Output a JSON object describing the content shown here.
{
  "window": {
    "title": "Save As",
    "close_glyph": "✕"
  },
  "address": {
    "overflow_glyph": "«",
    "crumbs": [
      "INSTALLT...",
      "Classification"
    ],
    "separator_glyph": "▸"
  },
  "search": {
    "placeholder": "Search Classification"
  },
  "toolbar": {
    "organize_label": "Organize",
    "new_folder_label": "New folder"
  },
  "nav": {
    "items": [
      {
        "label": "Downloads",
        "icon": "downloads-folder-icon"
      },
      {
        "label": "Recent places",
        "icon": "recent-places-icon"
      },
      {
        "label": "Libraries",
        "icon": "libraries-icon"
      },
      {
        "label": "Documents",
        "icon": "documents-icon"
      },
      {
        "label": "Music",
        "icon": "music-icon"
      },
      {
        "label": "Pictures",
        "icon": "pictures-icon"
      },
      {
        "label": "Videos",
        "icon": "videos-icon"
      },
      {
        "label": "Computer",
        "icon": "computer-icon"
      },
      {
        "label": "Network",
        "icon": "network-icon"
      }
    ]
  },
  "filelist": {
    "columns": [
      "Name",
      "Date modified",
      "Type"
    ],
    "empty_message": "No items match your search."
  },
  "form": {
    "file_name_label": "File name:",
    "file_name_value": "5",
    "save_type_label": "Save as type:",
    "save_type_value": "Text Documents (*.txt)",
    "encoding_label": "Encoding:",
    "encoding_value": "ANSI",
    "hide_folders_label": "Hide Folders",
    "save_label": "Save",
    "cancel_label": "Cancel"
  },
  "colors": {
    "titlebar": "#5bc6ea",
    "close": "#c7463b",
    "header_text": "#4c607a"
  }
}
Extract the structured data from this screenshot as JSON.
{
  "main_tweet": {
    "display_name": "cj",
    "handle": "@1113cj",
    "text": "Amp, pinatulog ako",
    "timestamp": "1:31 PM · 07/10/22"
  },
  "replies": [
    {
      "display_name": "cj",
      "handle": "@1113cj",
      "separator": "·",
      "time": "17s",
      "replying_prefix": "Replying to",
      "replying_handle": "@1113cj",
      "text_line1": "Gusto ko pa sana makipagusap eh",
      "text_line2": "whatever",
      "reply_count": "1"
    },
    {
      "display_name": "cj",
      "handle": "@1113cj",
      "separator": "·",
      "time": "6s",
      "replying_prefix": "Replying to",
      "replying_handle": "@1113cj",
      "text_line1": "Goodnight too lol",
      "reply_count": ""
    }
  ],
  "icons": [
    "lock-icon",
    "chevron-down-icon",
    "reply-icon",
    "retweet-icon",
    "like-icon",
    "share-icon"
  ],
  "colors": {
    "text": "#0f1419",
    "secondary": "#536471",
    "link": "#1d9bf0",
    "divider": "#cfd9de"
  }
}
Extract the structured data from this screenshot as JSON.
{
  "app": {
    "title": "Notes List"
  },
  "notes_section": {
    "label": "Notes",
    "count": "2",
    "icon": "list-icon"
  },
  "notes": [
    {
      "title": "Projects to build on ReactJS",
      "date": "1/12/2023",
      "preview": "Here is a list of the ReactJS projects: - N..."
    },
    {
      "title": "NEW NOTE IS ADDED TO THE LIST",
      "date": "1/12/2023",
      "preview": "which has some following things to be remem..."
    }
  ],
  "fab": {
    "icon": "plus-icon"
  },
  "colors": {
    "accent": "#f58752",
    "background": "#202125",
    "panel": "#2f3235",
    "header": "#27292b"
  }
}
────────
Objective: Show every line in the records above that contains the word "preview".

Answer to this problem:
      "preview": "Here is a list of the ReactJS projects: - N..."
      "preview": "which has some following things to be remem..."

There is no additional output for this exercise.